▸ **Requirements**
Each line holding the word "this" counts once; give the total and nothing more.

## Begin Records to use

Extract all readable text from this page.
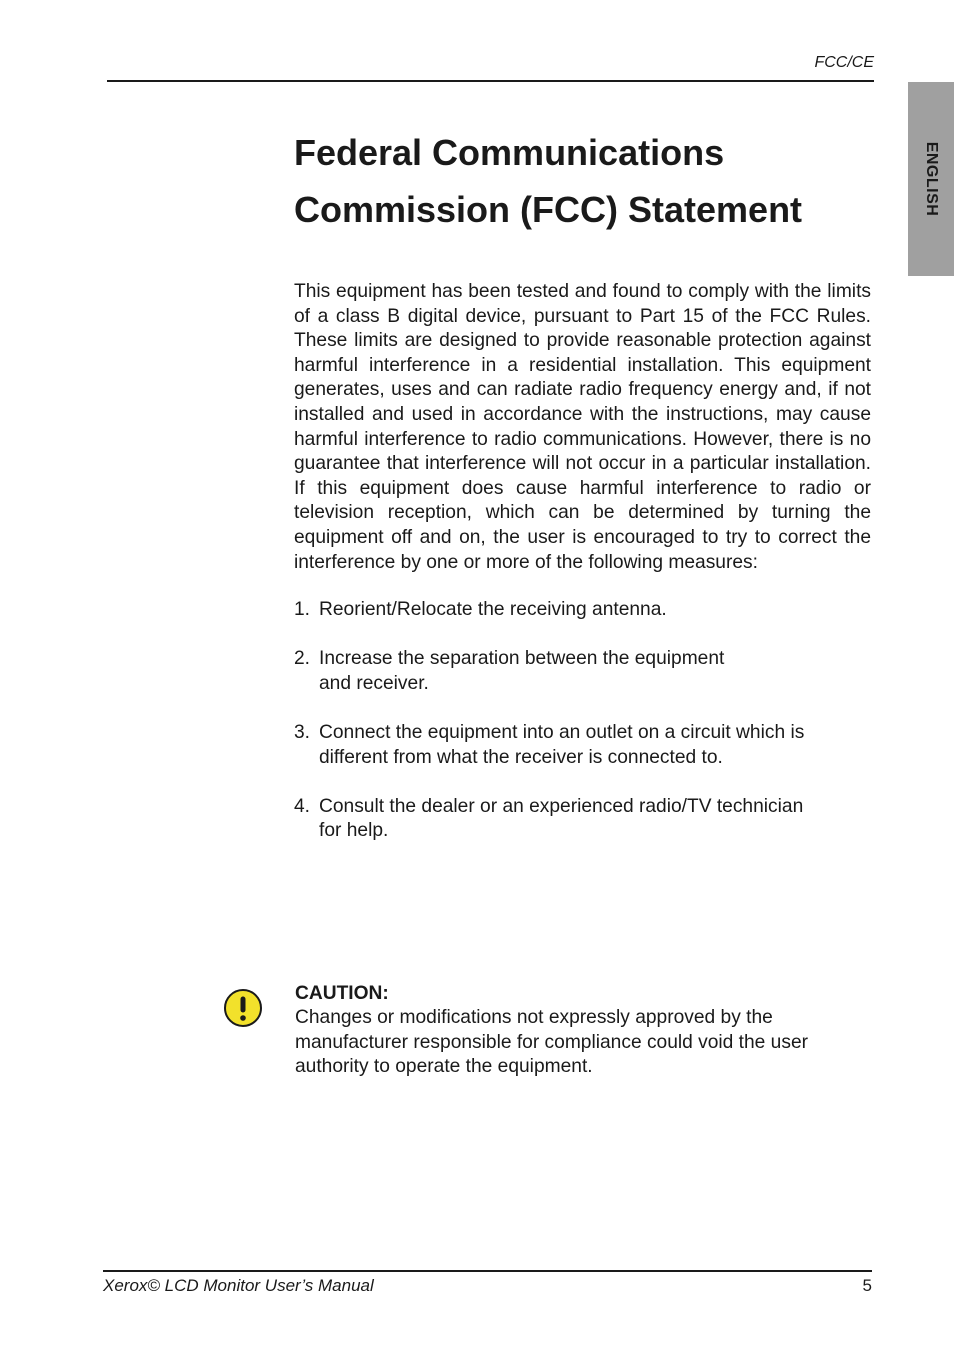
FCC/CE
ENGLISH
Federal Communications
Commission (FCC) Statement

This equipment has been tested and found to comply with the limits of a class B digital device, pursuant to Part 15 of the FCC Rules. These limits are designed to provide reasonable protection against harmful interference in a residential installation. This equipment generates, uses and can radiate radio frequency energy and, if not installed and used in accordance with the instructions, may cause harmful interference to radio communications. However, there is no guarantee that interference will not occur in a particular installation. If this equipment does cause harmful interference to radio or television reception, which can be determined by turning the equipment off and on, the user is encouraged to try to correct the interference by one or more of the following measures:

1. Reorient/Relocate the receiving antenna.
2. Increase the separation between the equipment
and receiver.
3. Connect the equipment into an outlet on a circuit which is different from what the receiver is connected to.
4. Consult the dealer or an experienced radio/TV technician
for help.

CAUTION:

Changes or modifications not expressly approved by the manufacturer responsible for compliance could void the user authority to operate the equipment.

Xerox© LCD Monitor User’s Manual	5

## End Records to use

▸ **Reply**
2